Exercise task: Every entry below should be repeated exactly; the pictures should not.

<<<<

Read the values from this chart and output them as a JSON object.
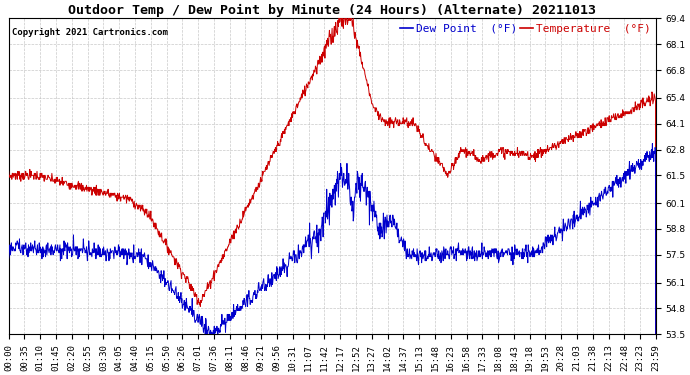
{
  "title": "Outdoor Temp / Dew Point by Minute (24 Hours) (Alternate) 20211013",
  "copyright": "Copyright 2021 Cartronics.com",
  "legend_dew": "Dew Point  (°F)",
  "legend_temp": "Temperature  (°F)",
  "ylim_min": 53.5,
  "ylim_max": 69.4,
  "yticks": [
    53.5,
    54.8,
    56.1,
    57.5,
    58.8,
    60.1,
    61.5,
    62.8,
    64.1,
    65.4,
    66.8,
    68.1,
    69.4
  ],
  "x_tick_labels": [
    "00:00",
    "00:35",
    "01:10",
    "01:45",
    "02:20",
    "02:55",
    "03:30",
    "04:05",
    "04:40",
    "05:15",
    "05:50",
    "06:26",
    "07:01",
    "07:36",
    "08:11",
    "08:46",
    "09:21",
    "09:56",
    "10:31",
    "11:07",
    "11:42",
    "12:17",
    "12:52",
    "13:27",
    "14:02",
    "14:37",
    "15:13",
    "15:48",
    "16:23",
    "16:58",
    "17:33",
    "18:08",
    "18:43",
    "19:18",
    "19:53",
    "20:28",
    "21:03",
    "21:38",
    "22:13",
    "22:48",
    "23:23",
    "23:59"
  ],
  "color_temp": "#cc0000",
  "color_dew": "#0000cc",
  "color_grid": "#bbbbbb",
  "bg_color": "#ffffff",
  "title_fontsize": 9.5,
  "label_fontsize": 6.5,
  "copyright_fontsize": 6.5,
  "legend_fontsize": 8
}
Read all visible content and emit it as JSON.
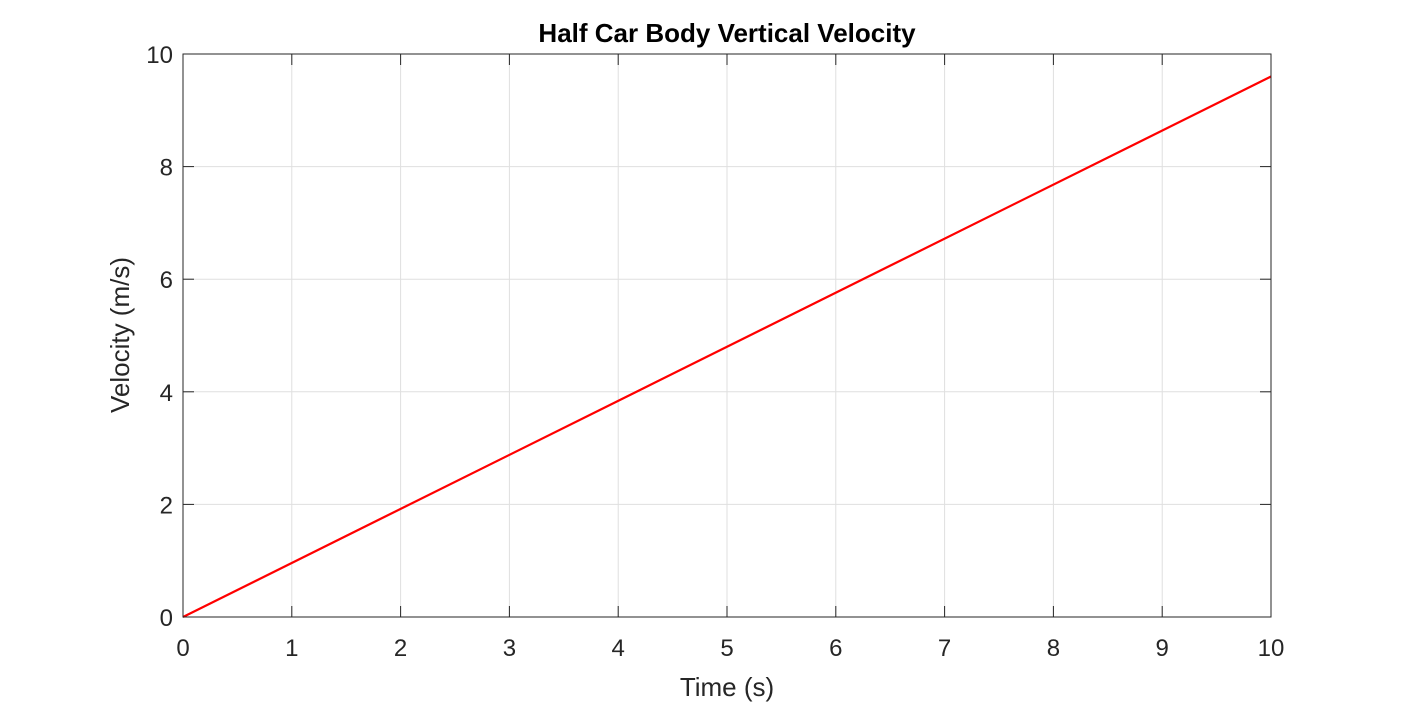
{
  "chart_data": {
    "type": "line",
    "title": "Half Car Body Vertical Velocity",
    "xlabel": "Time (s)",
    "ylabel": "Velocity (m/s)",
    "xlim": [
      0,
      10
    ],
    "ylim": [
      0,
      10
    ],
    "xticks": [
      "0",
      "1",
      "2",
      "3",
      "4",
      "5",
      "6",
      "7",
      "8",
      "9",
      "10"
    ],
    "yticks": [
      "0",
      "2",
      "4",
      "6",
      "8",
      "10"
    ],
    "grid": true,
    "series": [
      {
        "color": "#ff0000",
        "x": [
          0,
          10
        ],
        "y": [
          0,
          9.6
        ]
      }
    ]
  }
}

>>>>

Result for this task:
Read the values from this chart and output them as a JSON object.
{
  "title": "Outdoor Temp / Dew Point by Minute (24 Hours) (Alternate) 20211013",
  "copyright": "Copyright 2021 Cartronics.com",
  "legend_dew": "Dew Point  (°F)",
  "legend_temp": "Temperature  (°F)",
  "ylim_min": 53.5,
  "ylim_max": 69.4,
  "yticks": [
    53.5,
    54.8,
    56.1,
    57.5,
    58.8,
    60.1,
    61.5,
    62.8,
    64.1,
    65.4,
    66.8,
    68.1,
    69.4
  ],
  "x_tick_labels": [
    "00:00",
    "00:35",
    "01:10",
    "01:45",
    "02:20",
    "02:55",
    "03:30",
    "04:05",
    "04:40",
    "05:15",
    "05:50",
    "06:26",
    "07:01",
    "07:36",
    "08:11",
    "08:46",
    "09:21",
    "09:56",
    "10:31",
    "11:07",
    "11:42",
    "12:17",
    "12:52",
    "13:27",
    "14:02",
    "14:37",
    "15:13",
    "15:48",
    "16:23",
    "16:58",
    "17:33",
    "18:08",
    "18:43",
    "19:18",
    "19:53",
    "20:28",
    "21:03",
    "21:38",
    "22:13",
    "22:48",
    "23:23",
    "23:59"
  ],
  "color_temp": "#cc0000",
  "color_dew": "#0000cc",
  "color_grid": "#bbbbbb",
  "bg_color": "#ffffff",
  "title_fontsize": 9.5,
  "label_fontsize": 6.5,
  "copyright_fontsize": 6.5,
  "legend_fontsize": 8
}
Read all visible content and emit it as JSON.
{
  "chart_data": {
    "type": "line",
    "title": "Half Car Body Vertical Velocity",
    "xlabel": "Time (s)",
    "ylabel": "Velocity (m/s)",
    "xlim": [
      0,
      10
    ],
    "ylim": [
      0,
      10
    ],
    "xticks": [
      "0",
      "1",
      "2",
      "3",
      "4",
      "5",
      "6",
      "7",
      "8",
      "9",
      "10"
    ],
    "yticks": [
      "0",
      "2",
      "4",
      "6",
      "8",
      "10"
    ],
    "grid": true,
    "series": [
      {
        "color": "#ff0000",
        "x": [
          0,
          10
        ],
        "y": [
          0,
          9.6
        ]
      }
    ]
  }
}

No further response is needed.